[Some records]

• • • • • • •

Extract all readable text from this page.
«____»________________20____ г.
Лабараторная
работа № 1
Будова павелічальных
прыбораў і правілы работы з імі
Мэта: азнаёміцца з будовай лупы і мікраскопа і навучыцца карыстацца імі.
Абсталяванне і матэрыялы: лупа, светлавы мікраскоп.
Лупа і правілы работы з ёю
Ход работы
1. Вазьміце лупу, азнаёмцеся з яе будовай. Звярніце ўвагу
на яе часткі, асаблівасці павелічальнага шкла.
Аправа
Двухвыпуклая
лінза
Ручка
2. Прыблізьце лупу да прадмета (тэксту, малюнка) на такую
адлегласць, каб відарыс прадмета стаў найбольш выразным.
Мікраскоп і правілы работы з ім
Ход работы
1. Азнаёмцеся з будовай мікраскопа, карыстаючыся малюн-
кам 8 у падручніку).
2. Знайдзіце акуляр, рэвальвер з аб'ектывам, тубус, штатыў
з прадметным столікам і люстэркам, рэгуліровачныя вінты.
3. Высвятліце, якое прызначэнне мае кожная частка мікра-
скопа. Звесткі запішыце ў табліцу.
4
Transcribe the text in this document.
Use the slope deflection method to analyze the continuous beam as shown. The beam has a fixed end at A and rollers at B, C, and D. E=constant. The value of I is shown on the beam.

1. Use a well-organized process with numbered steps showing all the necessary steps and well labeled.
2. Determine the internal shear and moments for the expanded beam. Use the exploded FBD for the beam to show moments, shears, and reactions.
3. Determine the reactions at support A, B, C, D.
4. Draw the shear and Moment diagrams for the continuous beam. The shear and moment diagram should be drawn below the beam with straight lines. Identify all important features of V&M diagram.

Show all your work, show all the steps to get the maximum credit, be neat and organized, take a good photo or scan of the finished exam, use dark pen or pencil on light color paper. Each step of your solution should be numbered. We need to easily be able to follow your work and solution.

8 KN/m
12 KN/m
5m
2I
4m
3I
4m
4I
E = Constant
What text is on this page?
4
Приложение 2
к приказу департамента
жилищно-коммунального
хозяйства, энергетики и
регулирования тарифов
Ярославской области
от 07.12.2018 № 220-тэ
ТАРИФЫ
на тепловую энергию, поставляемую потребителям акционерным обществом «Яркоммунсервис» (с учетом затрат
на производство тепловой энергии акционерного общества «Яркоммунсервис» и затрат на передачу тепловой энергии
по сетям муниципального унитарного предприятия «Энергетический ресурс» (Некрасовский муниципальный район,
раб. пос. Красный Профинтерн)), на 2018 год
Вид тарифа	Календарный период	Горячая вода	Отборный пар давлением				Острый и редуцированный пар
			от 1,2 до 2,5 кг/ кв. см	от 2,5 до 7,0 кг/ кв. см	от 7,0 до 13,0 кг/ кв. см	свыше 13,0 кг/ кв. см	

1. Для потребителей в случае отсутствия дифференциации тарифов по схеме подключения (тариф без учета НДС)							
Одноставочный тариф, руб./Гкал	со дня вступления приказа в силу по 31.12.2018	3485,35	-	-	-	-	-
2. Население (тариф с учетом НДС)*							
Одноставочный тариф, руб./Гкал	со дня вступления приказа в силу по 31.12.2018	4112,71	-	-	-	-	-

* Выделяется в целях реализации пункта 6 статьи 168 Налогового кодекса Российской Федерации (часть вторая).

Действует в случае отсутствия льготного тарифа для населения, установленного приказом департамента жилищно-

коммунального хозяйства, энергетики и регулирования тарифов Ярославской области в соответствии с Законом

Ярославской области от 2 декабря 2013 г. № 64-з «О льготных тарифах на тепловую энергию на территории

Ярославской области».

• • • • • • •

— AIM OF THE EXERCISE —
Extract every line that has the string "регулирования" in it.

— RESPONSE TO THIS TASK —
регулирования тарифов
коммунального хозяйства, энергетики и регулирования тарифов Ярославской области в соответствии с Законом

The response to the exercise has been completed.